* Your objective
Scan the material below for the string "degrees", and copy every line where it shows up.
══════════════════════════════
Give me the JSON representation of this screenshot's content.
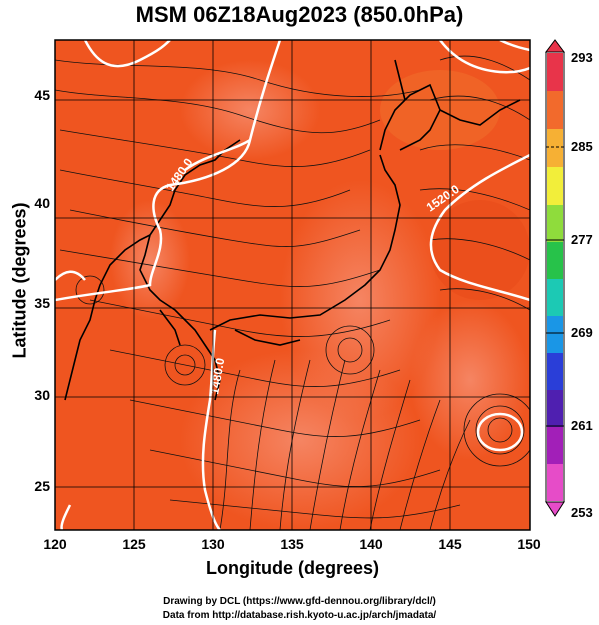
{
  "title": "MSM 06Z18Aug2023 (850.0hPa)",
  "xlabel": "Longitude (degrees)",
  "ylabel": "Latitude  (degrees)",
  "x_ticks": [
    "120",
    "125",
    "130",
    "135",
    "140",
    "145",
    "150"
  ],
  "y_ticks": [
    "25",
    "30",
    "35",
    "40",
    "45"
  ],
  "colorbar": {
    "ticks": [
      "293",
      "285",
      "277",
      "269",
      "261",
      "253"
    ],
    "colors": [
      "#e8344a",
      "#f26a2c",
      "#f6b034",
      "#f2ee3a",
      "#8fdc3c",
      "#27c24a",
      "#1cc9b4",
      "#1a96e6",
      "#2a3ed8",
      "#4f1fb0",
      "#a21fb8",
      "#e64cc8"
    ]
  },
  "contour_labels": {
    "a": "1480.0",
    "b": "1520.0",
    "c": "1480.0"
  },
  "credits": {
    "line1": "Drawing by DCL (https://www.gfd-dennou.org/library/dcl/)",
    "line2": "Data from http://database.rish.kyoto-u.ac.jp/arch/jmadata/"
  },
  "colors": {
    "field_base": "#f0561e",
    "field_warm": "#f37a52",
    "contour": "#ffffff",
    "coast": "#000000"
  }
}
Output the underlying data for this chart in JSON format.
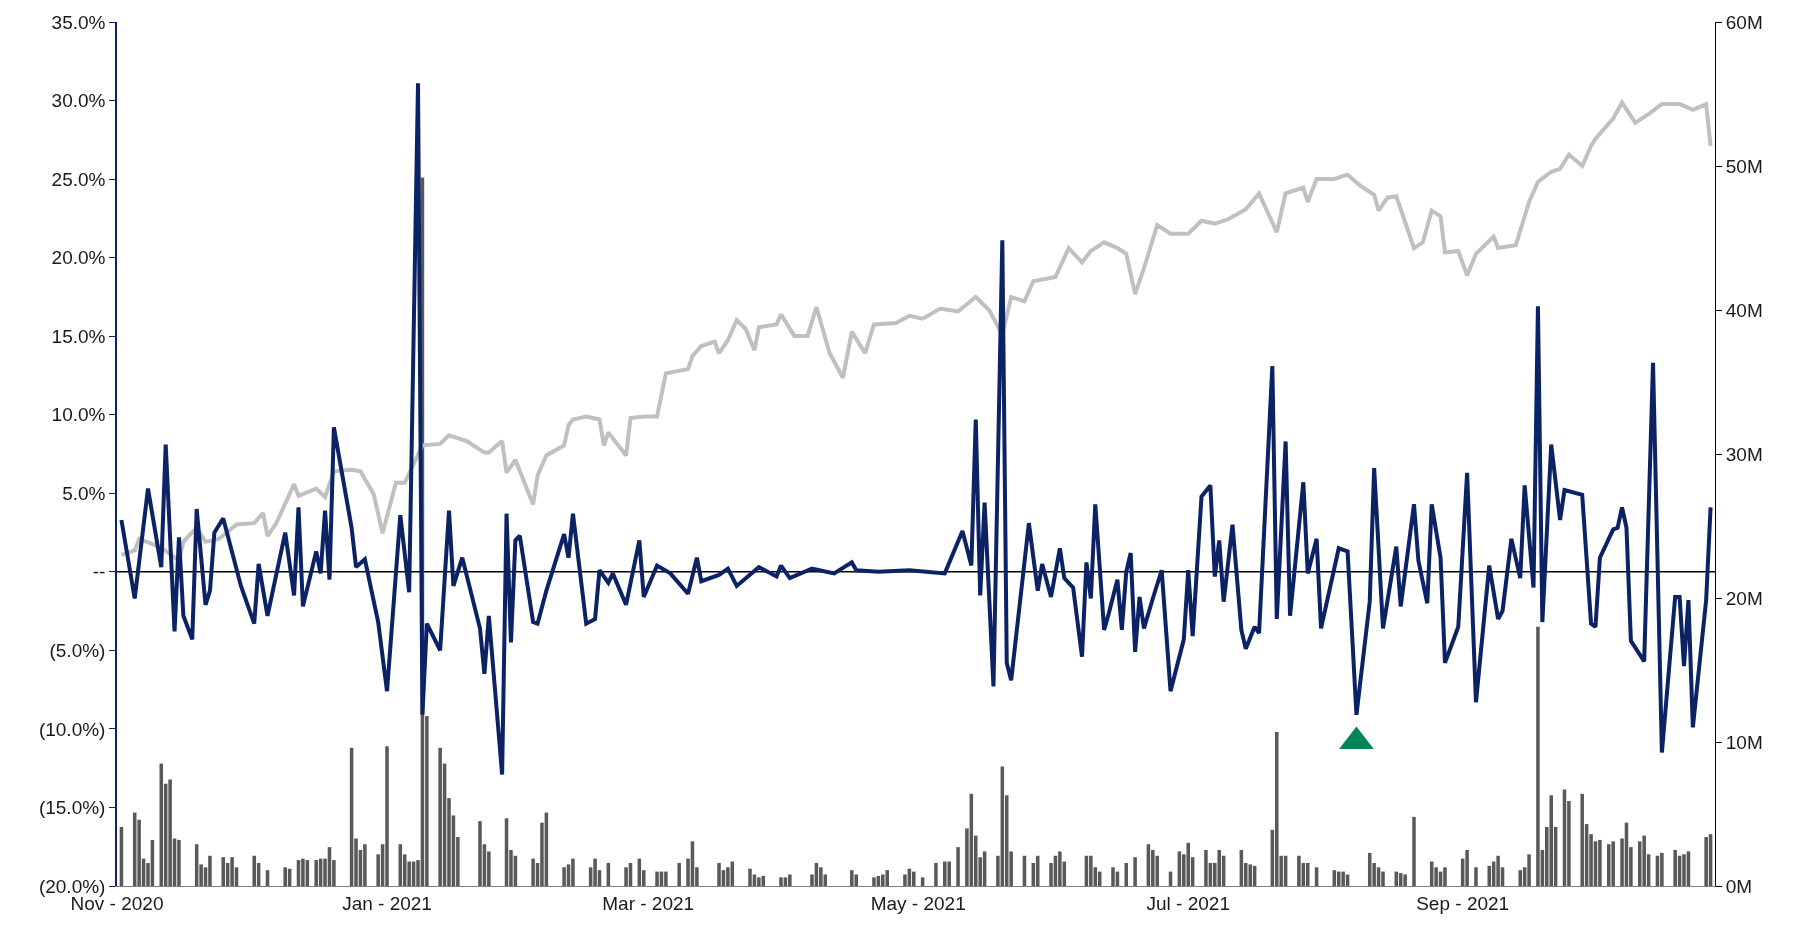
{
  "chart_data": {
    "type": "line",
    "xlim": [
      "2020-11-01",
      "2021-10-28"
    ],
    "xticks": [
      {
        "value": "2020-11-01",
        "label": "Nov - 2020"
      },
      {
        "value": "2021-01-01",
        "label": "Jan - 2021"
      },
      {
        "value": "2021-03-01",
        "label": "Mar - 2021"
      },
      {
        "value": "2021-05-01",
        "label": "May - 2021"
      },
      {
        "value": "2021-07-01",
        "label": "Jul - 2021"
      },
      {
        "value": "2021-09-01",
        "label": "Sep - 2021"
      }
    ],
    "ylim": [
      -20,
      35
    ],
    "yticks": [
      {
        "value": -20,
        "label": "(20.0%)"
      },
      {
        "value": -15,
        "label": "(15.0%)"
      },
      {
        "value": -10,
        "label": "(10.0%)"
      },
      {
        "value": -5,
        "label": "(5.0%)"
      },
      {
        "value": 0,
        "label": "--"
      },
      {
        "value": 5,
        "label": "5.0%"
      },
      {
        "value": 10,
        "label": "10.0%"
      },
      {
        "value": 15,
        "label": "15.0%"
      },
      {
        "value": 20,
        "label": "20.0%"
      },
      {
        "value": 25,
        "label": "25.0%"
      },
      {
        "value": 30,
        "label": "30.0%"
      },
      {
        "value": 35,
        "label": "35.0%"
      }
    ],
    "y2lim": [
      0,
      60
    ],
    "y2ticks": [
      {
        "value": 0,
        "label": "0M"
      },
      {
        "value": 10,
        "label": "10M"
      },
      {
        "value": 20,
        "label": "20M"
      },
      {
        "value": 30,
        "label": "30M"
      },
      {
        "value": 40,
        "label": "40M"
      },
      {
        "value": 50,
        "label": "50M"
      },
      {
        "value": 60,
        "label": "60M"
      }
    ],
    "ref_lines": [
      {
        "axis": "y",
        "value": 0,
        "color": "#000000"
      }
    ],
    "series": [
      {
        "type": "bar",
        "axis": "y2",
        "color": "#595959",
        "x": [
          "2020-11-02",
          "2020-11-05",
          "2020-11-06",
          "2020-11-07",
          "2020-11-08",
          "2020-11-09",
          "2020-11-11",
          "2020-11-12",
          "2020-11-13",
          "2020-11-14",
          "2020-11-15",
          "2020-11-19",
          "2020-11-20",
          "2020-11-21",
          "2020-11-22",
          "2020-11-25",
          "2020-11-26",
          "2020-11-27",
          "2020-11-28",
          "2020-12-02",
          "2020-12-03",
          "2020-12-05",
          "2020-12-09",
          "2020-12-10",
          "2020-12-12",
          "2020-12-13",
          "2020-12-14",
          "2020-12-16",
          "2020-12-17",
          "2020-12-18",
          "2020-12-19",
          "2020-12-20",
          "2020-12-24",
          "2020-12-25",
          "2020-12-26",
          "2020-12-27",
          "2020-12-30",
          "2020-12-31",
          "2021-01-01",
          "2021-01-04",
          "2021-01-05",
          "2021-01-06",
          "2021-01-07",
          "2021-01-08",
          "2021-01-09",
          "2021-01-10",
          "2021-01-13",
          "2021-01-14",
          "2021-01-15",
          "2021-01-16",
          "2021-01-17",
          "2021-01-22",
          "2021-01-23",
          "2021-01-24",
          "2021-01-28",
          "2021-01-29",
          "2021-01-30",
          "2021-02-03",
          "2021-02-04",
          "2021-02-05",
          "2021-02-06",
          "2021-02-10",
          "2021-02-11",
          "2021-02-12",
          "2021-02-16",
          "2021-02-17",
          "2021-02-18",
          "2021-02-20",
          "2021-02-24",
          "2021-02-25",
          "2021-02-27",
          "2021-02-28",
          "2021-03-03",
          "2021-03-04",
          "2021-03-05",
          "2021-03-08",
          "2021-03-10",
          "2021-03-11",
          "2021-03-12",
          "2021-03-17",
          "2021-03-18",
          "2021-03-19",
          "2021-03-20",
          "2021-03-24",
          "2021-03-25",
          "2021-03-26",
          "2021-03-27",
          "2021-03-31",
          "2021-04-01",
          "2021-04-02",
          "2021-04-07",
          "2021-04-08",
          "2021-04-09",
          "2021-04-10",
          "2021-04-16",
          "2021-04-17",
          "2021-04-21",
          "2021-04-22",
          "2021-04-23",
          "2021-04-24",
          "2021-04-28",
          "2021-04-29",
          "2021-04-30",
          "2021-05-02",
          "2021-05-05",
          "2021-05-07",
          "2021-05-08",
          "2021-05-10",
          "2021-05-12",
          "2021-05-13",
          "2021-05-14",
          "2021-05-15",
          "2021-05-16",
          "2021-05-19",
          "2021-05-20",
          "2021-05-21",
          "2021-05-22",
          "2021-05-25",
          "2021-05-27",
          "2021-05-28",
          "2021-05-31",
          "2021-06-01",
          "2021-06-02",
          "2021-06-03",
          "2021-06-08",
          "2021-06-09",
          "2021-06-10",
          "2021-06-11",
          "2021-06-14",
          "2021-06-15",
          "2021-06-17",
          "2021-06-19",
          "2021-06-22",
          "2021-06-23",
          "2021-06-24",
          "2021-06-27",
          "2021-06-29",
          "2021-06-30",
          "2021-07-01",
          "2021-07-02",
          "2021-07-05",
          "2021-07-06",
          "2021-07-07",
          "2021-07-08",
          "2021-07-09",
          "2021-07-13",
          "2021-07-14",
          "2021-07-15",
          "2021-07-16",
          "2021-07-20",
          "2021-07-21",
          "2021-07-22",
          "2021-07-23",
          "2021-07-26",
          "2021-07-27",
          "2021-07-28",
          "2021-07-30",
          "2021-08-03",
          "2021-08-04",
          "2021-08-05",
          "2021-08-06",
          "2021-08-11",
          "2021-08-12",
          "2021-08-13",
          "2021-08-14",
          "2021-08-17",
          "2021-08-18",
          "2021-08-19",
          "2021-08-21",
          "2021-08-25",
          "2021-08-26",
          "2021-08-27",
          "2021-08-28",
          "2021-09-01",
          "2021-09-02",
          "2021-09-04",
          "2021-09-07",
          "2021-09-08",
          "2021-09-09",
          "2021-09-10",
          "2021-09-14",
          "2021-09-15",
          "2021-09-16",
          "2021-09-18",
          "2021-09-19",
          "2021-09-20",
          "2021-09-21",
          "2021-09-22",
          "2021-09-24",
          "2021-09-25",
          "2021-09-28",
          "2021-09-29",
          "2021-09-30",
          "2021-10-01",
          "2021-10-02",
          "2021-10-04",
          "2021-10-05",
          "2021-10-07",
          "2021-10-08",
          "2021-10-09",
          "2021-10-11",
          "2021-10-12",
          "2021-10-13",
          "2021-10-15",
          "2021-10-16",
          "2021-10-19",
          "2021-10-20",
          "2021-10-21",
          "2021-10-22",
          "2021-10-26",
          "2021-10-27"
        ],
        "values": [
          4.1,
          5.1,
          4.6,
          1.9,
          1.6,
          3.2,
          8.5,
          7.1,
          7.4,
          3.3,
          3.2,
          2.9,
          1.5,
          1.3,
          2.1,
          2.0,
          1.6,
          2.0,
          1.3,
          2.1,
          1.6,
          1.1,
          1.3,
          1.2,
          1.8,
          1.9,
          1.8,
          1.8,
          1.9,
          1.9,
          2.7,
          1.8,
          9.6,
          3.3,
          2.5,
          2.9,
          2.2,
          2.9,
          9.7,
          2.9,
          2.2,
          1.7,
          1.7,
          1.8,
          49.2,
          11.8,
          9.6,
          8.5,
          6.1,
          4.9,
          3.4,
          4.5,
          2.9,
          2.4,
          4.7,
          2.5,
          2.1,
          1.9,
          1.6,
          4.4,
          5.1,
          1.3,
          1.5,
          1.9,
          1.3,
          1.9,
          1.1,
          1.6,
          1.3,
          1.6,
          1.9,
          1.1,
          1.0,
          1.0,
          1.0,
          1.6,
          1.9,
          3.1,
          1.3,
          1.6,
          1.1,
          1.3,
          1.7,
          1.2,
          0.8,
          0.6,
          0.7,
          0.6,
          0.6,
          0.8,
          0.8,
          1.6,
          1.3,
          0.8,
          1.1,
          0.8,
          0.6,
          0.7,
          0.8,
          1.1,
          0.8,
          1.2,
          1.0,
          0.6,
          1.6,
          1.7,
          1.7,
          2.7,
          4.0,
          6.4,
          3.5,
          2.0,
          2.4,
          2.1,
          8.3,
          6.3,
          2.4,
          2.1,
          1.6,
          2.1,
          1.6,
          2.1,
          2.4,
          1.7,
          2.1,
          2.1,
          1.3,
          1.0,
          1.3,
          1.0,
          1.6,
          2.0,
          2.9,
          2.5,
          2.1,
          1.0,
          2.4,
          2.2,
          3.0,
          2.0,
          2.5,
          1.6,
          1.6,
          2.5,
          2.1,
          2.5,
          1.6,
          1.5,
          1.4,
          3.9,
          10.7,
          2.1,
          2.1,
          2.1,
          1.6,
          1.6,
          1.3,
          1.1,
          1.0,
          1.0,
          0.8,
          2.3,
          1.6,
          1.3,
          1.0,
          1.0,
          0.9,
          0.8,
          4.8,
          1.7,
          1.3,
          1.0,
          1.3,
          1.9,
          2.5,
          1.3,
          1.4,
          1.7,
          2.1,
          1.3,
          1.1,
          1.3,
          2.2,
          18.0,
          2.5,
          4.1,
          6.3,
          4.1,
          6.7,
          5.9,
          6.4,
          4.3,
          3.6,
          3.1,
          3.2,
          2.9,
          3.1,
          3.3,
          4.4,
          2.7,
          3.1,
          3.5,
          2.2,
          2.1,
          2.3,
          2.5,
          2.1,
          2.2,
          2.4,
          3.4,
          3.6
        ]
      },
      {
        "type": "line",
        "axis": "y2",
        "color": "#c0c0c0",
        "x": [
          "2020-11-02",
          "2020-11-05",
          "2020-11-06",
          "2020-11-11",
          "2020-11-15",
          "2020-11-16",
          "2020-11-19",
          "2020-11-21",
          "2020-11-24",
          "2020-11-28",
          "2020-12-02",
          "2020-12-04",
          "2020-12-05",
          "2020-12-07",
          "2020-12-11",
          "2020-12-12",
          "2020-12-16",
          "2020-12-18",
          "2020-12-20",
          "2020-12-24",
          "2020-12-26",
          "2020-12-29",
          "2020-12-31",
          "2021-01-03",
          "2021-01-05",
          "2021-01-09",
          "2021-01-13",
          "2021-01-15",
          "2021-01-19",
          "2021-01-23",
          "2021-01-24",
          "2021-01-27",
          "2021-01-28",
          "2021-01-30",
          "2021-02-03",
          "2021-02-04",
          "2021-02-06",
          "2021-02-10",
          "2021-02-11",
          "2021-02-12",
          "2021-02-15",
          "2021-02-18",
          "2021-02-19",
          "2021-02-20",
          "2021-02-24",
          "2021-02-25",
          "2021-02-28",
          "2021-03-03",
          "2021-03-05",
          "2021-03-10",
          "2021-03-11",
          "2021-03-13",
          "2021-03-16",
          "2021-03-17",
          "2021-03-19",
          "2021-03-21",
          "2021-03-23",
          "2021-03-25",
          "2021-03-26",
          "2021-03-30",
          "2021-03-31",
          "2021-04-03",
          "2021-04-06",
          "2021-04-08",
          "2021-04-11",
          "2021-04-14",
          "2021-04-16",
          "2021-04-19",
          "2021-04-21",
          "2021-04-26",
          "2021-04-29",
          "2021-05-02",
          "2021-05-06",
          "2021-05-10",
          "2021-05-14",
          "2021-05-17",
          "2021-05-20",
          "2021-05-22",
          "2021-05-25",
          "2021-05-27",
          "2021-06-01",
          "2021-06-04",
          "2021-06-07",
          "2021-06-09",
          "2021-06-12",
          "2021-06-15",
          "2021-06-17",
          "2021-06-19",
          "2021-06-21",
          "2021-06-24",
          "2021-06-27",
          "2021-07-01",
          "2021-07-04",
          "2021-07-07",
          "2021-07-10",
          "2021-07-14",
          "2021-07-17",
          "2021-07-21",
          "2021-07-23",
          "2021-07-27",
          "2021-07-28",
          "2021-07-30",
          "2021-08-03",
          "2021-08-06",
          "2021-08-09",
          "2021-08-12",
          "2021-08-13",
          "2021-08-15",
          "2021-08-17",
          "2021-08-21",
          "2021-08-23",
          "2021-08-25",
          "2021-08-27",
          "2021-08-28",
          "2021-08-31",
          "2021-09-02",
          "2021-09-04",
          "2021-09-08",
          "2021-09-09",
          "2021-09-13",
          "2021-09-16",
          "2021-09-18",
          "2021-09-21",
          "2021-09-23",
          "2021-09-25",
          "2021-09-28",
          "2021-09-30",
          "2021-10-01",
          "2021-10-05",
          "2021-10-07",
          "2021-10-10",
          "2021-10-13",
          "2021-10-16",
          "2021-10-20",
          "2021-10-23",
          "2021-10-26",
          "2021-10-27"
        ],
        "values": [
          23.0,
          23.3,
          24.1,
          23.5,
          22.6,
          23.9,
          24.9,
          23.9,
          24.1,
          25.1,
          25.2,
          25.9,
          24.3,
          25.2,
          27.9,
          27.1,
          27.6,
          27.0,
          28.8,
          28.9,
          28.8,
          27.2,
          24.5,
          28.0,
          28.0,
          30.6,
          30.7,
          31.3,
          30.9,
          30.1,
          30.1,
          30.9,
          28.7,
          29.6,
          26.5,
          28.5,
          29.9,
          30.6,
          32.0,
          32.4,
          32.6,
          32.4,
          30.6,
          31.5,
          29.9,
          32.5,
          32.6,
          32.6,
          35.6,
          35.9,
          36.8,
          37.5,
          37.8,
          37.0,
          37.9,
          39.3,
          38.7,
          37.2,
          38.8,
          39.0,
          39.7,
          38.2,
          38.2,
          40.2,
          37.0,
          35.3,
          38.5,
          37.0,
          39.0,
          39.1,
          39.6,
          39.4,
          40.1,
          39.9,
          40.9,
          40.0,
          38.3,
          40.9,
          40.6,
          42.0,
          42.3,
          44.3,
          43.3,
          44.1,
          44.7,
          44.3,
          43.9,
          41.1,
          42.9,
          45.9,
          45.3,
          45.3,
          46.2,
          46.0,
          46.3,
          47.0,
          48.1,
          45.4,
          48.1,
          48.5,
          47.5,
          49.1,
          49.1,
          49.4,
          48.6,
          48.0,
          46.9,
          47.8,
          47.9,
          44.3,
          44.7,
          46.9,
          46.5,
          44.0,
          44.1,
          42.4,
          43.9,
          45.1,
          44.3,
          44.5,
          47.5,
          48.9,
          49.6,
          49.8,
          50.8,
          50.0,
          51.4,
          51.9,
          53.3,
          54.4,
          53.0,
          53.6,
          54.3,
          54.3,
          53.9,
          54.3,
          51.4
        ]
      },
      {
        "color": "#0b2265",
        "x": [
          "2020-11-02",
          "2020-11-05",
          "2020-11-08",
          "2020-11-11",
          "2020-11-12",
          "2020-11-14",
          "2020-11-15",
          "2020-11-16",
          "2020-11-18",
          "2020-11-19",
          "2020-11-21",
          "2020-11-22",
          "2020-11-23",
          "2020-11-25",
          "2020-11-29",
          "2020-12-02",
          "2020-12-03",
          "2020-12-05",
          "2020-12-09",
          "2020-12-11",
          "2020-12-12",
          "2020-12-13",
          "2020-12-16",
          "2020-12-17",
          "2020-12-18",
          "2020-12-19",
          "2020-12-20",
          "2020-12-24",
          "2020-12-25",
          "2020-12-27",
          "2020-12-30",
          "2021-01-01",
          "2021-01-04",
          "2021-01-06",
          "2021-01-08",
          "2021-01-09",
          "2021-01-10",
          "2021-01-13",
          "2021-01-15",
          "2021-01-16",
          "2021-01-18",
          "2021-01-22",
          "2021-01-23",
          "2021-01-24",
          "2021-01-27",
          "2021-01-28",
          "2021-01-29",
          "2021-01-30",
          "2021-01-31",
          "2021-02-03",
          "2021-02-04",
          "2021-02-06",
          "2021-02-10",
          "2021-02-11",
          "2021-02-12",
          "2021-02-15",
          "2021-02-17",
          "2021-02-18",
          "2021-02-20",
          "2021-02-21",
          "2021-02-24",
          "2021-02-27",
          "2021-02-28",
          "2021-03-03",
          "2021-03-06",
          "2021-03-10",
          "2021-03-12",
          "2021-03-13",
          "2021-03-17",
          "2021-03-19",
          "2021-03-21",
          "2021-03-26",
          "2021-03-30",
          "2021-03-31",
          "2021-04-02",
          "2021-04-07",
          "2021-04-12",
          "2021-04-16",
          "2021-04-17",
          "2021-04-22",
          "2021-04-29",
          "2021-05-07",
          "2021-05-11",
          "2021-05-13",
          "2021-05-14",
          "2021-05-15",
          "2021-05-16",
          "2021-05-18",
          "2021-05-20",
          "2021-05-21",
          "2021-05-22",
          "2021-05-26",
          "2021-05-28",
          "2021-05-29",
          "2021-05-31",
          "2021-06-02",
          "2021-06-03",
          "2021-06-05",
          "2021-06-07",
          "2021-06-08",
          "2021-06-09",
          "2021-06-10",
          "2021-06-12",
          "2021-06-13",
          "2021-06-15",
          "2021-06-16",
          "2021-06-17",
          "2021-06-18",
          "2021-06-19",
          "2021-06-20",
          "2021-06-21",
          "2021-06-23",
          "2021-06-25",
          "2021-06-27",
          "2021-06-30",
          "2021-07-01",
          "2021-07-02",
          "2021-07-04",
          "2021-07-06",
          "2021-07-07",
          "2021-07-08",
          "2021-07-09",
          "2021-07-11",
          "2021-07-13",
          "2021-07-14",
          "2021-07-16",
          "2021-07-17",
          "2021-07-20",
          "2021-07-21",
          "2021-07-23",
          "2021-07-24",
          "2021-07-27",
          "2021-07-28",
          "2021-07-30",
          "2021-07-31",
          "2021-08-04",
          "2021-08-06",
          "2021-08-08",
          "2021-08-11",
          "2021-08-12",
          "2021-08-14",
          "2021-08-17",
          "2021-08-18",
          "2021-08-21",
          "2021-08-22",
          "2021-08-24",
          "2021-08-25",
          "2021-08-27",
          "2021-08-28",
          "2021-08-31",
          "2021-09-02",
          "2021-09-04",
          "2021-09-07",
          "2021-09-09",
          "2021-09-10",
          "2021-09-12",
          "2021-09-14",
          "2021-09-15",
          "2021-09-17",
          "2021-09-18",
          "2021-09-19",
          "2021-09-21",
          "2021-09-23",
          "2021-09-24",
          "2021-09-28",
          "2021-09-30",
          "2021-10-01",
          "2021-10-02",
          "2021-10-05",
          "2021-10-06",
          "2021-10-07",
          "2021-10-08",
          "2021-10-09",
          "2021-10-12",
          "2021-10-14",
          "2021-10-16",
          "2021-10-19",
          "2021-10-20",
          "2021-10-21",
          "2021-10-22",
          "2021-10-23",
          "2021-10-26",
          "2021-10-27"
        ],
        "values": [
          3.3,
          -1.7,
          5.3,
          0.3,
          8.1,
          -3.8,
          2.2,
          -2.8,
          -4.3,
          4.0,
          -2.1,
          -1.2,
          2.5,
          3.4,
          -0.9,
          -3.3,
          0.5,
          -2.8,
          2.5,
          -1.5,
          4.1,
          -2.2,
          1.3,
          -0.1,
          3.9,
          -0.5,
          9.2,
          2.8,
          0.3,
          0.8,
          -3.2,
          -7.6,
          3.6,
          -1.3,
          31.1,
          -9.1,
          -3.3,
          -5.0,
          3.9,
          -0.9,
          0.9,
          -3.6,
          -6.5,
          -2.8,
          -12.9,
          3.7,
          -4.5,
          2.0,
          2.3,
          -3.2,
          -3.3,
          -1.2,
          2.4,
          0.9,
          3.7,
          -3.3,
          -3.0,
          0.1,
          -0.7,
          -0.1,
          -2.1,
          2.0,
          -1.6,
          0.4,
          -0.1,
          -1.4,
          0.9,
          -0.6,
          -0.2,
          0.2,
          -0.9,
          0.3,
          -0.3,
          0.4,
          -0.4,
          0.2,
          -0.1,
          0.6,
          0.1,
          0.0,
          0.1,
          -0.1,
          2.6,
          0.4,
          9.7,
          -1.5,
          4.4,
          -7.3,
          21.1,
          -5.8,
          -6.9,
          3.1,
          -1.2,
          0.5,
          -1.6,
          1.5,
          -0.4,
          -1.0,
          -5.4,
          0.6,
          -1.7,
          4.3,
          -3.7,
          -2.7,
          -0.5,
          -3.7,
          0.0,
          1.2,
          -5.1,
          -1.6,
          -3.6,
          -1.7,
          0.1,
          -7.6,
          -4.3,
          0.1,
          -4.1,
          4.8,
          5.5,
          -0.3,
          2.0,
          -1.9,
          3.0,
          -3.7,
          -4.9,
          -3.5,
          -3.9,
          13.1,
          -3.0,
          8.3,
          -2.8,
          5.7,
          -0.1,
          2.1,
          -3.6,
          1.5,
          1.3,
          -9.1,
          -1.9,
          6.6,
          -3.6,
          1.6,
          -2.2,
          4.3,
          0.7,
          -2.0,
          4.3,
          0.9,
          -5.8,
          -3.5,
          6.3,
          -8.3,
          0.4,
          -3.0,
          -2.5,
          2.1,
          -0.4,
          5.5,
          -1.0,
          16.9,
          -3.2,
          8.1,
          3.3,
          5.2,
          4.9,
          -3.3,
          -3.5,
          0.9,
          2.7,
          2.8,
          4.1,
          2.8,
          -4.4,
          -5.7,
          13.3,
          -11.5,
          -1.6,
          -1.6,
          -6.0,
          -1.8,
          -9.9,
          -1.8,
          4.1
        ]
      },
      {
        "type": "scatter",
        "marker": "triangle",
        "color": "#008556",
        "x": [
          "2021-08-08"
        ],
        "values": [
          -10.8
        ]
      }
    ]
  }
}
══════════════════════════════
* Reply
  "xlabel": "Longitude (degrees)",
  "ylabel": "Latitude  (degrees)",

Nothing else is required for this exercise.